# WHAT THE EXERCISE ASKS
Copy each line below that contains "document".

# SOURCE RECORDS

____

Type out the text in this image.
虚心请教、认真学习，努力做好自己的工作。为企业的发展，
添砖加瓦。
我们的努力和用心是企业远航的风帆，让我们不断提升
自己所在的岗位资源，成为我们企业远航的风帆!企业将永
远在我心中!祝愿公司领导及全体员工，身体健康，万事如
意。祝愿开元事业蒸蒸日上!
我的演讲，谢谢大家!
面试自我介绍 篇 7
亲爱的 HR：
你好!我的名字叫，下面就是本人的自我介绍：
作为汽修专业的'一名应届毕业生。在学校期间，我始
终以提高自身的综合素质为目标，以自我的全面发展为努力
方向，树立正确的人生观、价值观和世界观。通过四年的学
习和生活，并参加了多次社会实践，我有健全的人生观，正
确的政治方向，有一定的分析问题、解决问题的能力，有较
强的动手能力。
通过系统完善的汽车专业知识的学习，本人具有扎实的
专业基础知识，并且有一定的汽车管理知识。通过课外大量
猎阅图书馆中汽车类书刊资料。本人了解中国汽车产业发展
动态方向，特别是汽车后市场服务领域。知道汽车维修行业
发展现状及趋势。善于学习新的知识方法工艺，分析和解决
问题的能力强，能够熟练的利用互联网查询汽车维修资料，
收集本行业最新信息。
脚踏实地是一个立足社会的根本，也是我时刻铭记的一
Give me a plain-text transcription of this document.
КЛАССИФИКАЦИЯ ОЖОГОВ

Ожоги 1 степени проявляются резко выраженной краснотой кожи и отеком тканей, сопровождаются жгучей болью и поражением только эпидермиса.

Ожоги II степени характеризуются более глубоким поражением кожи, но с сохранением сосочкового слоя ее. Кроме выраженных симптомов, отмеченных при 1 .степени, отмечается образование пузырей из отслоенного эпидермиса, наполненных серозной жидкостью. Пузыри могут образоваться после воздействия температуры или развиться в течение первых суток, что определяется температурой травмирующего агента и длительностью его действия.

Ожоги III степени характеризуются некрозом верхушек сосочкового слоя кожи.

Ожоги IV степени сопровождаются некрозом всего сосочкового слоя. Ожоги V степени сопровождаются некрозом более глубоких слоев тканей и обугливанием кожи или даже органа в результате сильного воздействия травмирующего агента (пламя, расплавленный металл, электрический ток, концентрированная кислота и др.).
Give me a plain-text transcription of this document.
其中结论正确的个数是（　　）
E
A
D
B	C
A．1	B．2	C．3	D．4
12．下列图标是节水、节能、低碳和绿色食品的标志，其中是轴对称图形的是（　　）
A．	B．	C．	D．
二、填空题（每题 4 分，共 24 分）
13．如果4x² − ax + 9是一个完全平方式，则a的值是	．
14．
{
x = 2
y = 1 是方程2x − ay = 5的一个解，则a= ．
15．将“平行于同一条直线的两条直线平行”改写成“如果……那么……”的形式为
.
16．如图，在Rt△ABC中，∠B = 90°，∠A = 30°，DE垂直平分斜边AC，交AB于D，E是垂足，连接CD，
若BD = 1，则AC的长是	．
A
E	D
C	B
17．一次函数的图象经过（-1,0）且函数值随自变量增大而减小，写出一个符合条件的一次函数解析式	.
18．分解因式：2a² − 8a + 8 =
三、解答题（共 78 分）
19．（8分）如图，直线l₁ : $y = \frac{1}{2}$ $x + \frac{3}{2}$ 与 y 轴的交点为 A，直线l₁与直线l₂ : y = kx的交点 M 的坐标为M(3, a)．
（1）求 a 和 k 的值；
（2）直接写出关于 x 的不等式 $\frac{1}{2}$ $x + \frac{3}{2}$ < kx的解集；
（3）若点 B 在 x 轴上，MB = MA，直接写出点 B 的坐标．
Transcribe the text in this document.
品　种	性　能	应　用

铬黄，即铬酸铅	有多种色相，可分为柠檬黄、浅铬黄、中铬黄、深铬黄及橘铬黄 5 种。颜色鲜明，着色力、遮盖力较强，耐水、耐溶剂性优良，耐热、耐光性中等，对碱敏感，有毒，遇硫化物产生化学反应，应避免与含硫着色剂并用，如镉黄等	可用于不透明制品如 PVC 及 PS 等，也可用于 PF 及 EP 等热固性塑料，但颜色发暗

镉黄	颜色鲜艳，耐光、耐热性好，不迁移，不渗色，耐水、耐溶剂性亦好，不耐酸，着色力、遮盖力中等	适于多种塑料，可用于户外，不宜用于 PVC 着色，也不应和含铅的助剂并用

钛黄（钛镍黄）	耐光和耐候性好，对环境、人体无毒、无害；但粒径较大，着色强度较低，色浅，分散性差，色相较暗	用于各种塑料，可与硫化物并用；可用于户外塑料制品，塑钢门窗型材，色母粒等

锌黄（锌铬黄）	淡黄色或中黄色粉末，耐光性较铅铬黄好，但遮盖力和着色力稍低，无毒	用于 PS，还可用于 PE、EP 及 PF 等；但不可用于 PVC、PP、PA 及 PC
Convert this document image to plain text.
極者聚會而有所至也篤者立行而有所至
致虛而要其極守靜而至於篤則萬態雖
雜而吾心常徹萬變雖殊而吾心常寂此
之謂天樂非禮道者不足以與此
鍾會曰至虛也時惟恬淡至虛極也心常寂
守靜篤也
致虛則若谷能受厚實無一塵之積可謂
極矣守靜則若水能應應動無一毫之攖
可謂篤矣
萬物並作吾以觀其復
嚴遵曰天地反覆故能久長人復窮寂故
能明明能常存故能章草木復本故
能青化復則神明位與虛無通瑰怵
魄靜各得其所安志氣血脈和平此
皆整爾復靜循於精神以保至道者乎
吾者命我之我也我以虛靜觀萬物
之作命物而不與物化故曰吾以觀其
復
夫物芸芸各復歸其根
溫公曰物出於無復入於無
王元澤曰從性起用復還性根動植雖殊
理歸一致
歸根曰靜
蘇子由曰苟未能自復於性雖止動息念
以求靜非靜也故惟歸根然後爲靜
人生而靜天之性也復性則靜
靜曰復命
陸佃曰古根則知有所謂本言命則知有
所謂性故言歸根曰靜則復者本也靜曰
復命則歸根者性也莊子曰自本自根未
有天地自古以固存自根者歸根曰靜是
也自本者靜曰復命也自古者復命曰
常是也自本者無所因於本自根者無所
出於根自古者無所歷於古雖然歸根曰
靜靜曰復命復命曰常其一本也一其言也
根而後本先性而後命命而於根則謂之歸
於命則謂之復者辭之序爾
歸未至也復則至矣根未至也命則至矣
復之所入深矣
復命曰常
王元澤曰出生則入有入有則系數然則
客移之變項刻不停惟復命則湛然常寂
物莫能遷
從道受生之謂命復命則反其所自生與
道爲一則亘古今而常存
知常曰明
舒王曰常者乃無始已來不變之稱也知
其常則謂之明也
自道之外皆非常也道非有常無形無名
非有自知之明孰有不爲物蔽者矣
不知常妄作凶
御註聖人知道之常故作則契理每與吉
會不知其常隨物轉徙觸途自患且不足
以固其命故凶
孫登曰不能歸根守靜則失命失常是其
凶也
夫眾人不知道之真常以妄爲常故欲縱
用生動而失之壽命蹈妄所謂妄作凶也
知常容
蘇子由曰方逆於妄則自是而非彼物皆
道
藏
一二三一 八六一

____

# RESPONSE
Give me a plain-text transcription of this document.
Give me a plain-text transcription of this document.
Transcribe the text in this document.
Convert this document image to plain text.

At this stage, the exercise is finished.